### Do this:
Print exactly the lines running from the one that holds "Decode this image" through the one that holds "Enumerate this screenshot's", please, and leave the pictures out.

### Extracted material:
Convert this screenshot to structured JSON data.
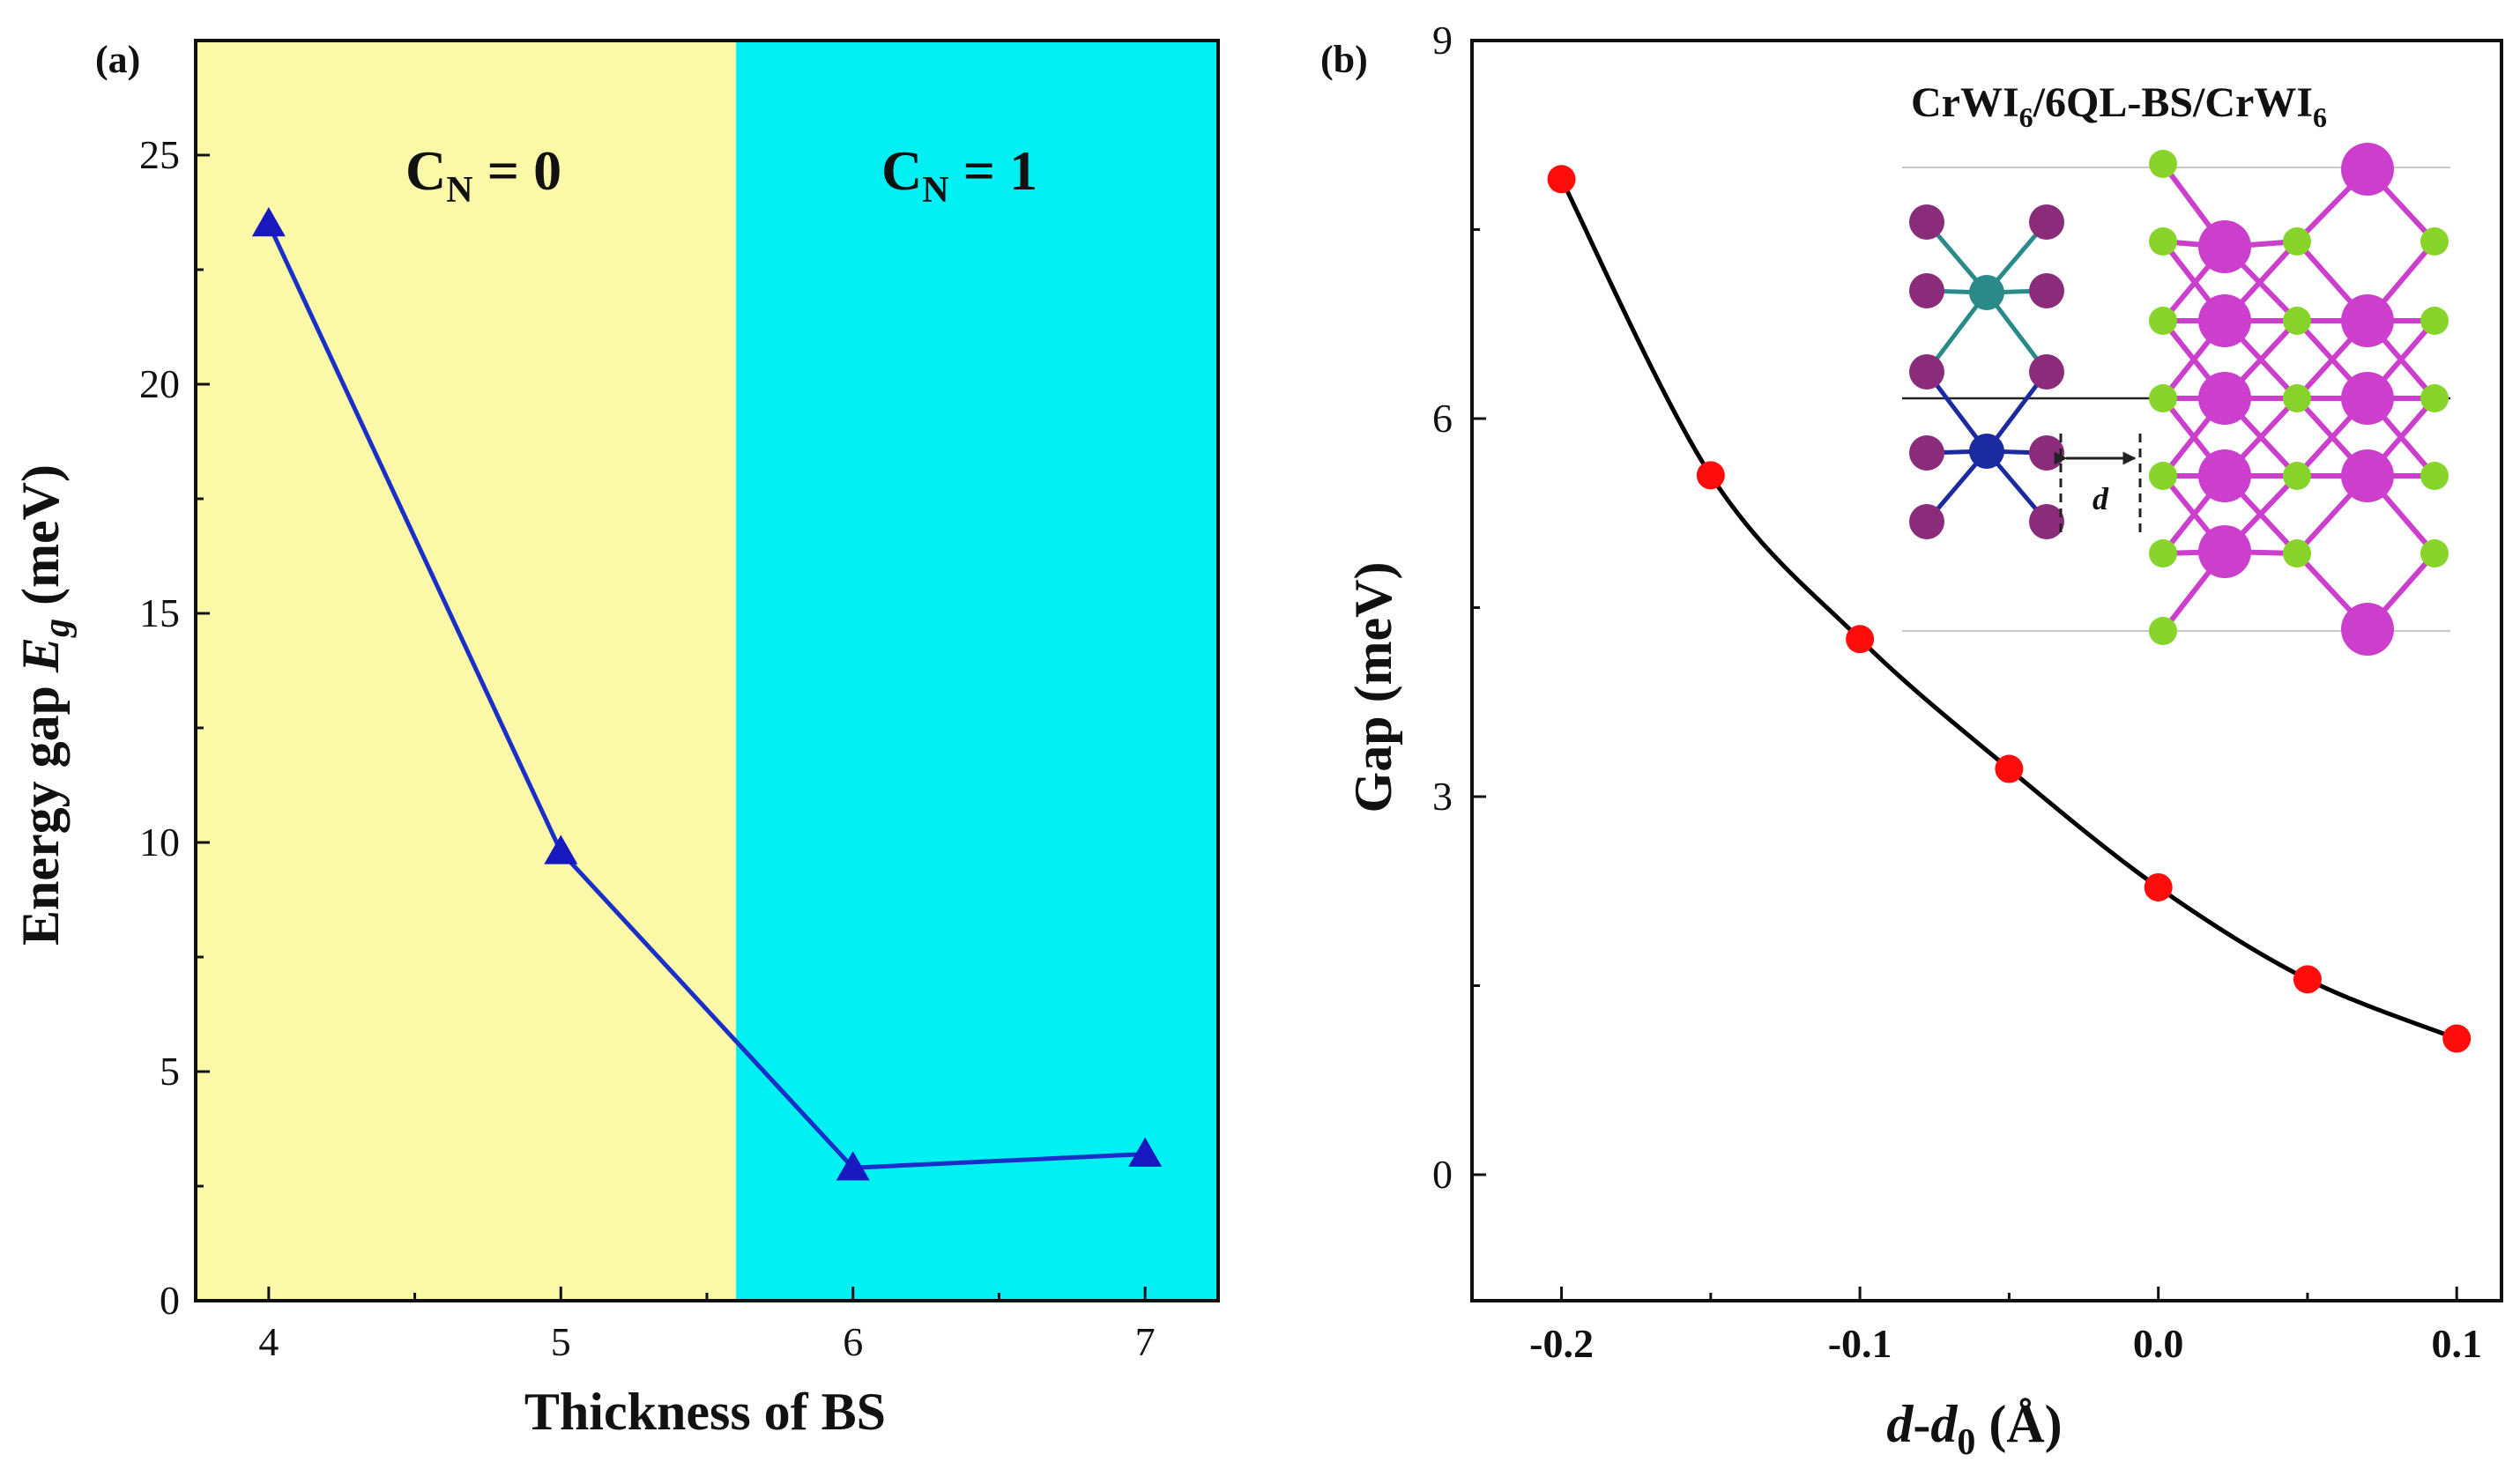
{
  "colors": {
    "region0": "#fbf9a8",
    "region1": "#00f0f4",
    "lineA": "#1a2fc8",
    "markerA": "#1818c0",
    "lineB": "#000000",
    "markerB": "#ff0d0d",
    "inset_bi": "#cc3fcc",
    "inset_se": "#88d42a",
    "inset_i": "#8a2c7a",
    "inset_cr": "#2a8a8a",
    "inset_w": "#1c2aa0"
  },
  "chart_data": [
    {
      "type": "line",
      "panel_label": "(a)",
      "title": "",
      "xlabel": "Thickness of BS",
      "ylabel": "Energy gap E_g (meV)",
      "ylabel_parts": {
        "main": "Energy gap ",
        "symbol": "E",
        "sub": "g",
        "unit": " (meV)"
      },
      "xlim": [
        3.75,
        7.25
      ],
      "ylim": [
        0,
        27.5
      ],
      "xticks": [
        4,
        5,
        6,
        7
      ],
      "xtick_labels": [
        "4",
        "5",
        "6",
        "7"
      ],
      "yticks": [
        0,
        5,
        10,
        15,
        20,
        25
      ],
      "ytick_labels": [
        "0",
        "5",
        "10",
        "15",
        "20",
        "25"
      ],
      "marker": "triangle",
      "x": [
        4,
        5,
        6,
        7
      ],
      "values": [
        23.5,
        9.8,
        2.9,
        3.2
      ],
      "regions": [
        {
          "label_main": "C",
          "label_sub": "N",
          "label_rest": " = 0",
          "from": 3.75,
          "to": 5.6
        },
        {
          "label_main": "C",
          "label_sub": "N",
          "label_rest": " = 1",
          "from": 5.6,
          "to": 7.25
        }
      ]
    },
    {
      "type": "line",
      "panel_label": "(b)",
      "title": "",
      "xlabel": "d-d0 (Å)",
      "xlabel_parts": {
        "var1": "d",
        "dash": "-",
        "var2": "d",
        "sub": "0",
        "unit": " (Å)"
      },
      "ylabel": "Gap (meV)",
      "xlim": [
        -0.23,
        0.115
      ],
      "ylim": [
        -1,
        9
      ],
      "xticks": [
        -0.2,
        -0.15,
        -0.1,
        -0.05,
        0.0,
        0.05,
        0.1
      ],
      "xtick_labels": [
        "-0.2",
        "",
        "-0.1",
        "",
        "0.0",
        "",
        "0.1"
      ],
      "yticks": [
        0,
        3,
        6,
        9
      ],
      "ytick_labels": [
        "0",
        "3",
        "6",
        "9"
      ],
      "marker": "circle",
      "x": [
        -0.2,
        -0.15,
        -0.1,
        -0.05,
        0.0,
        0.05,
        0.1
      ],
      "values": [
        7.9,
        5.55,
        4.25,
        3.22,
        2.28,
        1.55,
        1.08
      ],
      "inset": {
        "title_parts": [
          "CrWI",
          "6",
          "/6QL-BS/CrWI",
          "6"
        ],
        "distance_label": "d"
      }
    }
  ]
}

==

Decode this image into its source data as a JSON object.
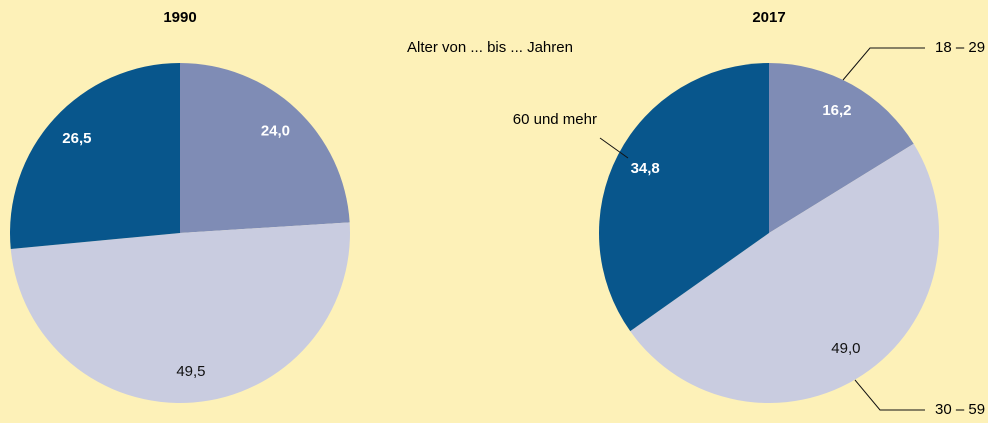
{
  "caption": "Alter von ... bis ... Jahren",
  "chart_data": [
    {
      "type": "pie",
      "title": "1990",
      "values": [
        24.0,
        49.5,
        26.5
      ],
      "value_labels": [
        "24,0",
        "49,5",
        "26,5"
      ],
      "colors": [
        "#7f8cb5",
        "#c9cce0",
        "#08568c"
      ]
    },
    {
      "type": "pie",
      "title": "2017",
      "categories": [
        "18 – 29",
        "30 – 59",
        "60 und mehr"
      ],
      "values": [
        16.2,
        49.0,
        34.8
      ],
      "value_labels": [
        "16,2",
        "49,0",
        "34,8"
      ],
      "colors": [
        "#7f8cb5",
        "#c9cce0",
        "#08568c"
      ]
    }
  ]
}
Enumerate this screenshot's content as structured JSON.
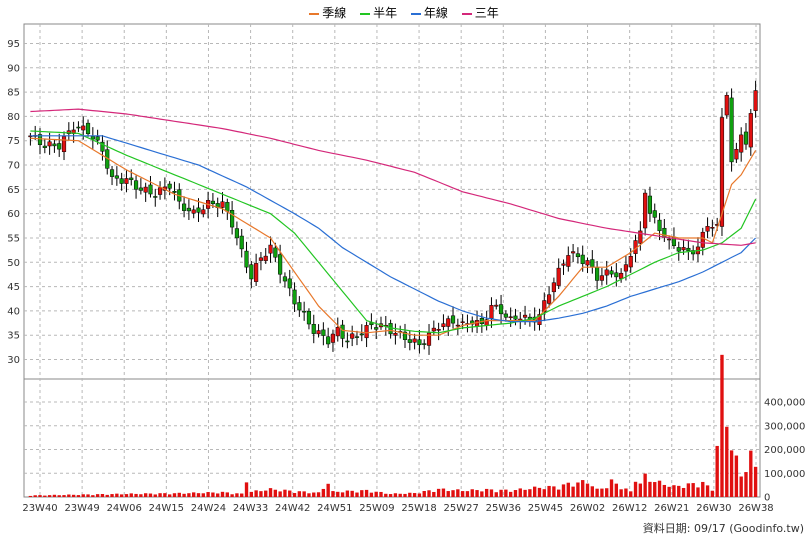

### Answer below:
Decode this image into its source data as a JSON object.
{
  "caption": "Alter von ... bis ... Jahren",
  "chart_data": [
    {
      "type": "pie",
      "title": "1990",
      "values": [
        24.0,
        49.5,
        26.5
      ],
      "value_labels": [
        "24,0",
        "49,5",
        "26,5"
      ],
      "colors": [
        "#7f8cb5",
        "#c9cce0",
        "#08568c"
      ]
    },
    {
      "type": "pie",
      "title": "2017",
      "categories": [
        "18 – 29",
        "30 – 59",
        "60 und mehr"
      ],
      "values": [
        16.2,
        49.0,
        34.8
      ],
      "value_labels": [
        "16,2",
        "49,0",
        "34,8"
      ],
      "colors": [
        "#7f8cb5",
        "#c9cce0",
        "#08568c"
      ]
    }
  ]
}
Enumerate this screenshot's content as structured JSON.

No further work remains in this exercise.